--- Directions ---
Every record that follows must be duplicated exactly, with images left out.

--- Listed records ---
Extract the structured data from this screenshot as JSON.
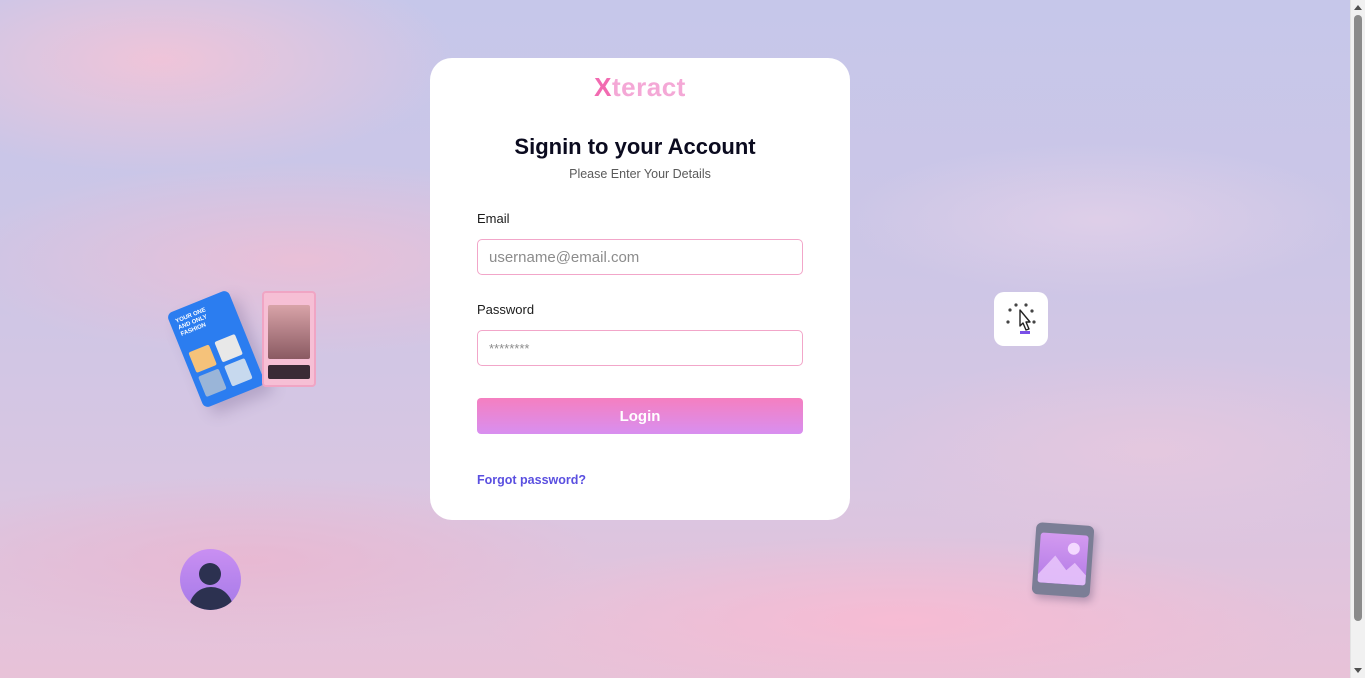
{
  "brand": {
    "logo_x": "X",
    "logo_rest": "teract",
    "logo_colors": [
      "#f26bb1",
      "#f4a8d6"
    ]
  },
  "login": {
    "title": "Signin to your Account",
    "subtitle": "Please Enter Your Details",
    "email_label": "Email",
    "email_placeholder": "username@email.com",
    "email_value": "",
    "password_label": "Password",
    "password_placeholder": "********",
    "password_value": "",
    "submit_label": "Login",
    "forgot_label": "Forgot password?"
  },
  "decorations": {
    "phone_card_text": "YOUR ONE AND ONLY FASHION",
    "icons": [
      "fashion-app-screen-icon",
      "story-screen-icon",
      "user-avatar-icon",
      "cursor-click-icon",
      "image-gallery-icon"
    ]
  },
  "colors": {
    "button_gradient": [
      "#f57fc0",
      "#d88ff0"
    ],
    "field_border": "#f2a6c9",
    "link": "#5a4fe0",
    "title": "#0b0b1f"
  }
}
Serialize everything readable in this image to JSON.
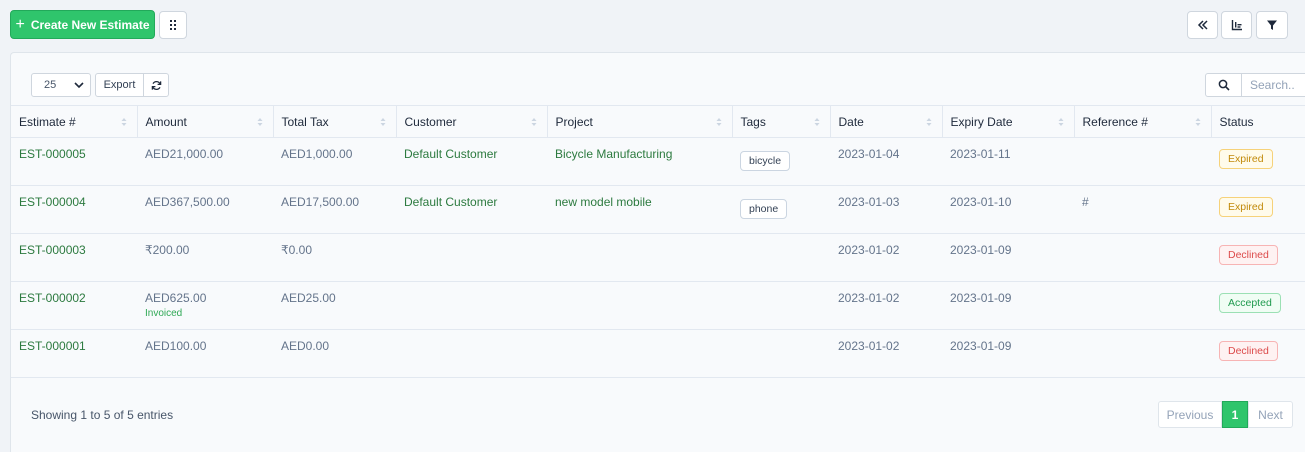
{
  "toolbar": {
    "create_label": "Create New Estimate"
  },
  "table_controls": {
    "page_length": "25",
    "export_label": "Export",
    "search_placeholder": "Search.."
  },
  "columns": [
    "Estimate #",
    "Amount",
    "Total Tax",
    "Customer",
    "Project",
    "Tags",
    "Date",
    "Expiry Date",
    "Reference #",
    "Status"
  ],
  "rows": [
    {
      "estimate": "EST-000005",
      "amount": "AED21,000.00",
      "amount_note": "",
      "tax": "AED1,000.00",
      "customer": "Default Customer",
      "project": "Bicycle Manufacturing",
      "tag": "bicycle",
      "date": "2023-01-04",
      "expiry": "2023-01-11",
      "reference": "",
      "status": "Expired"
    },
    {
      "estimate": "EST-000004",
      "amount": "AED367,500.00",
      "amount_note": "",
      "tax": "AED17,500.00",
      "customer": "Default Customer",
      "project": "new model mobile",
      "tag": "phone",
      "date": "2023-01-03",
      "expiry": "2023-01-10",
      "reference": "#",
      "status": "Expired"
    },
    {
      "estimate": "EST-000003",
      "amount": "₹200.00",
      "amount_note": "",
      "tax": "₹0.00",
      "customer": "",
      "project": "",
      "tag": "",
      "date": "2023-01-02",
      "expiry": "2023-01-09",
      "reference": "",
      "status": "Declined"
    },
    {
      "estimate": "EST-000002",
      "amount": "AED625.00",
      "amount_note": "Invoiced",
      "tax": "AED25.00",
      "customer": "",
      "project": "",
      "tag": "",
      "date": "2023-01-02",
      "expiry": "2023-01-09",
      "reference": "",
      "status": "Accepted"
    },
    {
      "estimate": "EST-000001",
      "amount": "AED100.00",
      "amount_note": "",
      "tax": "AED0.00",
      "customer": "",
      "project": "",
      "tag": "",
      "date": "2023-01-02",
      "expiry": "2023-01-09",
      "reference": "",
      "status": "Declined"
    }
  ],
  "footer": {
    "info": "Showing 1 to 5 of 5 entries",
    "previous": "Previous",
    "current_page": "1",
    "next": "Next"
  },
  "colors": {
    "accent": "#2fc56c",
    "link": "#2c7a3f",
    "expired": "#c28a0a",
    "declined": "#dc4a4a",
    "accepted": "#1f9a4e"
  },
  "icons": {
    "create": "plus-icon",
    "layout": "grip-icon",
    "collapse": "double-chevron-left-icon",
    "stats": "bar-chart-icon",
    "filter": "filter-icon",
    "reload": "refresh-icon",
    "search": "search-icon"
  }
}
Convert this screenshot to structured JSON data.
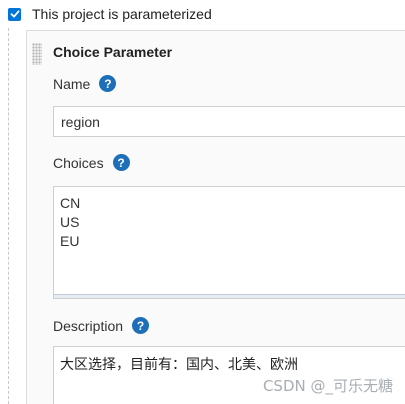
{
  "parameterized": {
    "checked": true,
    "label": "This project is parameterized"
  },
  "parameter": {
    "title": "Choice Parameter",
    "name": {
      "label": "Name",
      "help": "?",
      "value": "region"
    },
    "choices": {
      "label": "Choices",
      "help": "?",
      "items": [
        "CN",
        "US",
        "EU"
      ]
    },
    "description": {
      "label": "Description",
      "help": "?",
      "value": "大区选择，目前有：国内、北美、欧洲"
    }
  },
  "watermark": "CSDN @_可乐无糖",
  "colors": {
    "accent": "#0075d9",
    "help_icon": "#1d6fb8"
  }
}
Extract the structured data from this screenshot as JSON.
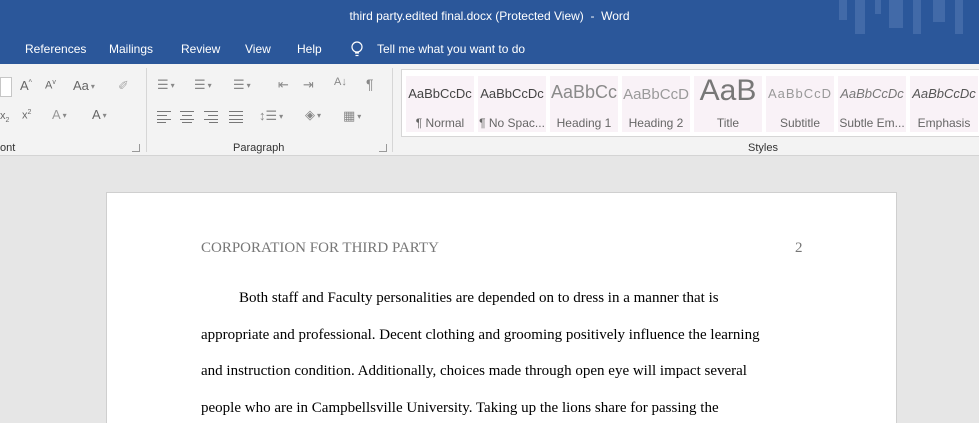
{
  "window": {
    "title": "third party.edited final.docx (Protected View)  -  Word"
  },
  "tabs": [
    "References",
    "Mailings",
    "Review",
    "View",
    "Help"
  ],
  "tell_me": "Tell me what you want to do",
  "ribbon": {
    "groups": {
      "font": "ont",
      "paragraph": "Paragraph",
      "styles": "Styles"
    },
    "font_icons": {
      "grow": "A",
      "shrink": "A",
      "case": "Aa",
      "sub": "x",
      "sup": "x",
      "effects": "A",
      "color": "A"
    },
    "paragraph_icons": {
      "sort": "A↓",
      "pilcrow": "¶"
    }
  },
  "styles": [
    {
      "preview": "AaBbCcDc",
      "name": "¶ Normal"
    },
    {
      "preview": "AaBbCcDc",
      "name": "¶ No Spac..."
    },
    {
      "preview": "AaBbCc",
      "name": "Heading 1"
    },
    {
      "preview": "AaBbCcD",
      "name": "Heading 2"
    },
    {
      "preview": "AaB",
      "name": "Title"
    },
    {
      "preview": "AaBbCcD",
      "name": "Subtitle"
    },
    {
      "preview": "AaBbCcDc",
      "name": "Subtle Em..."
    },
    {
      "preview": "AaBbCcDc",
      "name": "Emphasis"
    }
  ],
  "document": {
    "header": "CORPORATION FOR THIRD PARTY",
    "page_number": "2",
    "lines": [
      "Both staff and Faculty personalities are depended on to dress in a manner that is",
      "appropriate and professional. Decent clothing and grooming positively influence the learning",
      "and instruction condition. Additionally, choices made through open eye will impact several",
      "people who are in Campbellsville University. Taking up the lions share for passing the"
    ]
  },
  "colors": {
    "accent": "#2b579a",
    "ribbon": "#f3f3f3",
    "canvas": "#e6e6e6"
  }
}
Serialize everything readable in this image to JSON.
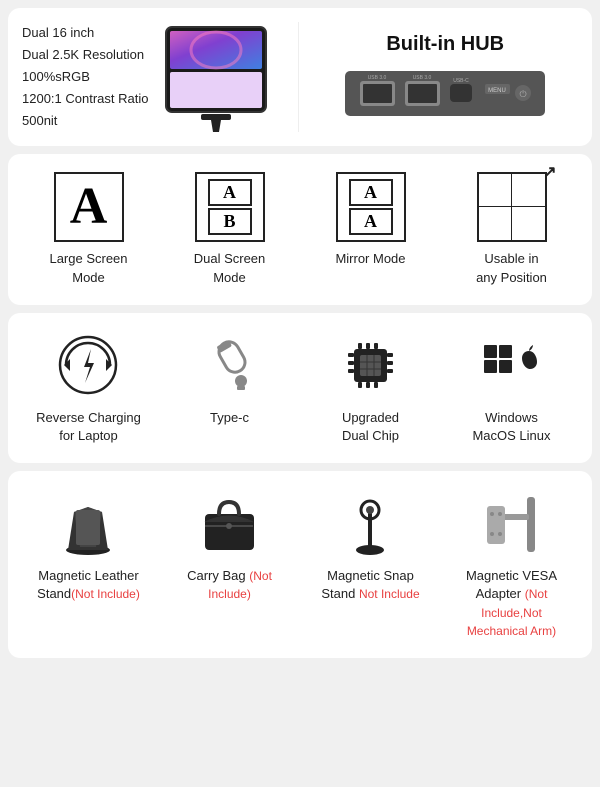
{
  "card1": {
    "specs": [
      "Dual 16 inch",
      "Dual 2.5K Resolution",
      "100%sRGB",
      "1200:1 Contrast Ratio",
      "500nit"
    ],
    "hub_title": "Built-in HUB"
  },
  "card2": {
    "modes": [
      {
        "label": "Large Screen Mode",
        "type": "large"
      },
      {
        "label": "Dual Screen Mode",
        "type": "dual"
      },
      {
        "label": "Mirror Mode",
        "type": "mirror"
      },
      {
        "label": "Usable in any Position",
        "type": "position"
      }
    ]
  },
  "card3": {
    "features": [
      {
        "label": "Reverse Charging for Laptop",
        "type": "reverse"
      },
      {
        "label": "Type-c",
        "type": "typec"
      },
      {
        "label": "Upgraded Dual Chip",
        "type": "chip"
      },
      {
        "label": "Windows MacOS Linux",
        "type": "os"
      }
    ]
  },
  "card4": {
    "accessories": [
      {
        "label": "Magnetic Leather Stand",
        "note": "(Not Include)",
        "type": "stand"
      },
      {
        "label": "Carry Bag",
        "note": "(Not Include)",
        "type": "bag"
      },
      {
        "label": "Magnetic Snap Stand",
        "note": "Not Include",
        "type": "snapstand"
      },
      {
        "label": "Magnetic VESA Adapter",
        "note": "(Not Include,Not Mechanical Arm)",
        "type": "vesa"
      }
    ]
  }
}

--- Task output ---
Extract the structured data from this screenshot as JSON.
{
  "brand": {
    "logo_x": "X",
    "logo_rest": "teract",
    "logo_colors": [
      "#f26bb1",
      "#f4a8d6"
    ]
  },
  "login": {
    "title": "Signin to your Account",
    "subtitle": "Please Enter Your Details",
    "email_label": "Email",
    "email_placeholder": "username@email.com",
    "email_value": "",
    "password_label": "Password",
    "password_placeholder": "********",
    "password_value": "",
    "submit_label": "Login",
    "forgot_label": "Forgot password?"
  },
  "decorations": {
    "phone_card_text": "YOUR ONE AND ONLY FASHION",
    "icons": [
      "fashion-app-screen-icon",
      "story-screen-icon",
      "user-avatar-icon",
      "cursor-click-icon",
      "image-gallery-icon"
    ]
  },
  "colors": {
    "button_gradient": [
      "#f57fc0",
      "#d88ff0"
    ],
    "field_border": "#f2a6c9",
    "link": "#5a4fe0",
    "title": "#0b0b1f"
  }
}
Serialize everything readable in this image to JSON.
{
  "toolbar": {
    "create_label": "Create New Estimate"
  },
  "table_controls": {
    "page_length": "25",
    "export_label": "Export",
    "search_placeholder": "Search.."
  },
  "columns": [
    "Estimate #",
    "Amount",
    "Total Tax",
    "Customer",
    "Project",
    "Tags",
    "Date",
    "Expiry Date",
    "Reference #",
    "Status"
  ],
  "rows": [
    {
      "estimate": "EST-000005",
      "amount": "AED21,000.00",
      "amount_note": "",
      "tax": "AED1,000.00",
      "customer": "Default Customer",
      "project": "Bicycle Manufacturing",
      "tag": "bicycle",
      "date": "2023-01-04",
      "expiry": "2023-01-11",
      "reference": "",
      "status": "Expired"
    },
    {
      "estimate": "EST-000004",
      "amount": "AED367,500.00",
      "amount_note": "",
      "tax": "AED17,500.00",
      "customer": "Default Customer",
      "project": "new model mobile",
      "tag": "phone",
      "date": "2023-01-03",
      "expiry": "2023-01-10",
      "reference": "#",
      "status": "Expired"
    },
    {
      "estimate": "EST-000003",
      "amount": "₹200.00",
      "amount_note": "",
      "tax": "₹0.00",
      "customer": "",
      "project": "",
      "tag": "",
      "date": "2023-01-02",
      "expiry": "2023-01-09",
      "reference": "",
      "status": "Declined"
    },
    {
      "estimate": "EST-000002",
      "amount": "AED625.00",
      "amount_note": "Invoiced",
      "tax": "AED25.00",
      "customer": "",
      "project": "",
      "tag": "",
      "date": "2023-01-02",
      "expiry": "2023-01-09",
      "reference": "",
      "status": "Accepted"
    },
    {
      "estimate": "EST-000001",
      "amount": "AED100.00",
      "amount_note": "",
      "tax": "AED0.00",
      "customer": "",
      "project": "",
      "tag": "",
      "date": "2023-01-02",
      "expiry": "2023-01-09",
      "reference": "",
      "status": "Declined"
    }
  ],
  "footer": {
    "info": "Showing 1 to 5 of 5 entries",
    "previous": "Previous",
    "current_page": "1",
    "next": "Next"
  },
  "colors": {
    "accent": "#2fc56c",
    "link": "#2c7a3f",
    "expired": "#c28a0a",
    "declined": "#dc4a4a",
    "accepted": "#1f9a4e"
  },
  "icons": {
    "create": "plus-icon",
    "layout": "grip-icon",
    "collapse": "double-chevron-left-icon",
    "stats": "bar-chart-icon",
    "filter": "filter-icon",
    "reload": "refresh-icon",
    "search": "search-icon"
  }
}
Convert this screenshot to structured JSON data.
{
  "parameterized": {
    "checked": true,
    "label": "This project is parameterized"
  },
  "parameter": {
    "title": "Choice Parameter",
    "name": {
      "label": "Name",
      "help": "?",
      "value": "region"
    },
    "choices": {
      "label": "Choices",
      "help": "?",
      "items": [
        "CN",
        "US",
        "EU"
      ]
    },
    "description": {
      "label": "Description",
      "help": "?",
      "value": "大区选择，目前有：国内、北美、欧洲"
    }
  },
  "watermark": "CSDN @_可乐无糖",
  "colors": {
    "accent": "#0075d9",
    "help_icon": "#1d6fb8"
  }
}
Extract the structured data from this screenshot as JSON.
{
  "window": {
    "title": "third party.edited final.docx (Protected View)  -  Word"
  },
  "tabs": [
    "References",
    "Mailings",
    "Review",
    "View",
    "Help"
  ],
  "tell_me": "Tell me what you want to do",
  "ribbon": {
    "groups": {
      "font": "ont",
      "paragraph": "Paragraph",
      "styles": "Styles"
    },
    "font_icons": {
      "grow": "A",
      "shrink": "A",
      "case": "Aa",
      "sub": "x",
      "sup": "x",
      "effects": "A",
      "color": "A"
    },
    "paragraph_icons": {
      "sort": "A↓",
      "pilcrow": "¶"
    }
  },
  "styles": [
    {
      "preview": "AaBbCcDc",
      "name": "¶ Normal"
    },
    {
      "preview": "AaBbCcDc",
      "name": "¶ No Spac..."
    },
    {
      "preview": "AaBbCc",
      "name": "Heading 1"
    },
    {
      "preview": "AaBbCcD",
      "name": "Heading 2"
    },
    {
      "preview": "AaB",
      "name": "Title"
    },
    {
      "preview": "AaBbCcD",
      "name": "Subtitle"
    },
    {
      "preview": "AaBbCcDc",
      "name": "Subtle Em..."
    },
    {
      "preview": "AaBbCcDc",
      "name": "Emphasis"
    }
  ],
  "document": {
    "header": "CORPORATION FOR THIRD PARTY",
    "page_number": "2",
    "lines": [
      "Both staff and Faculty personalities are depended on to dress in a manner that is",
      "appropriate and professional. Decent clothing and grooming positively influence the learning",
      "and instruction condition. Additionally, choices made through open eye will impact several",
      "people who are in Campbellsville University. Taking up the lions share for passing the"
    ]
  },
  "colors": {
    "accent": "#2b579a",
    "ribbon": "#f3f3f3",
    "canvas": "#e6e6e6"
  }
}
Serialize everything readable in this image to JSON.
{
  "card1": {
    "specs": [
      "Dual 16 inch",
      "Dual 2.5K Resolution",
      "100%sRGB",
      "1200:1 Contrast Ratio",
      "500nit"
    ],
    "hub_title": "Built-in HUB"
  },
  "card2": {
    "modes": [
      {
        "label": "Large Screen Mode",
        "type": "large"
      },
      {
        "label": "Dual Screen Mode",
        "type": "dual"
      },
      {
        "label": "Mirror Mode",
        "type": "mirror"
      },
      {
        "label": "Usable in any Position",
        "type": "position"
      }
    ]
  },
  "card3": {
    "features": [
      {
        "label": "Reverse Charging for Laptop",
        "type": "reverse"
      },
      {
        "label": "Type-c",
        "type": "typec"
      },
      {
        "label": "Upgraded Dual Chip",
        "type": "chip"
      },
      {
        "label": "Windows MacOS Linux",
        "type": "os"
      }
    ]
  },
  "card4": {
    "accessories": [
      {
        "label": "Magnetic Leather Stand",
        "note": "(Not Include)",
        "type": "stand"
      },
      {
        "label": "Carry Bag",
        "note": "(Not Include)",
        "type": "bag"
      },
      {
        "label": "Magnetic Snap Stand",
        "note": "Not Include",
        "type": "snapstand"
      },
      {
        "label": "Magnetic VESA Adapter",
        "note": "(Not Include,Not Mechanical Arm)",
        "type": "vesa"
      }
    ]
  }
}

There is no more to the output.